What is needed - From the entries below, copy every line that holds the word "label".

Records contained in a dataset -
====

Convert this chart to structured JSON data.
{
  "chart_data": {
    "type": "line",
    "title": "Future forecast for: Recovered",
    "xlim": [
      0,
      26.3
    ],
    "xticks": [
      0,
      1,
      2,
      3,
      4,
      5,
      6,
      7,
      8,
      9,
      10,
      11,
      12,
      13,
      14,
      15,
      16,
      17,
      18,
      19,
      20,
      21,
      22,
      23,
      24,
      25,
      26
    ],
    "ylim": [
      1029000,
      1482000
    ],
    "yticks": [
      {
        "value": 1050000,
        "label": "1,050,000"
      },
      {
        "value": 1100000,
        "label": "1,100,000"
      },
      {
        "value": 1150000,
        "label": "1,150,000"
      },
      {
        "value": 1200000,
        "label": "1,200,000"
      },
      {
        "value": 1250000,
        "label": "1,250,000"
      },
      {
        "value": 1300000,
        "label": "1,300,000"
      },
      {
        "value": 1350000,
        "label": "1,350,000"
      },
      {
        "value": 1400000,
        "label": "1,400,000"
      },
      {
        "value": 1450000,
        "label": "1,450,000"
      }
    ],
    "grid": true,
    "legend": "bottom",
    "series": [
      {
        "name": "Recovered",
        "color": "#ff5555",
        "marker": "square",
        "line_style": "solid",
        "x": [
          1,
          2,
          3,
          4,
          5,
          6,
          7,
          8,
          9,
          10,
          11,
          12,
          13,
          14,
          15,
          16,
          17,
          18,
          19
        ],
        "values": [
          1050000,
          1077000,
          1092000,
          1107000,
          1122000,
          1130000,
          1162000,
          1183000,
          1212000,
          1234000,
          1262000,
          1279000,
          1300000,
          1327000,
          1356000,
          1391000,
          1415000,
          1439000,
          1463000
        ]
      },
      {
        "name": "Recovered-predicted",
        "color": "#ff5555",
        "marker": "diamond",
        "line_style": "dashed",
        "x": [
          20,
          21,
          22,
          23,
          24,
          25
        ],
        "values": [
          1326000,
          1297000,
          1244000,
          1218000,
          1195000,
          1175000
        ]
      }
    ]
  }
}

====

Answer in full -
        "label": "1,050,000"
        "label": "1,100,000"
        "label": "1,150,000"
        "label": "1,200,000"
        "label": "1,250,000"
        "label": "1,300,000"
        "label": "1,350,000"
        "label": "1,400,000"
        "label": "1,450,000"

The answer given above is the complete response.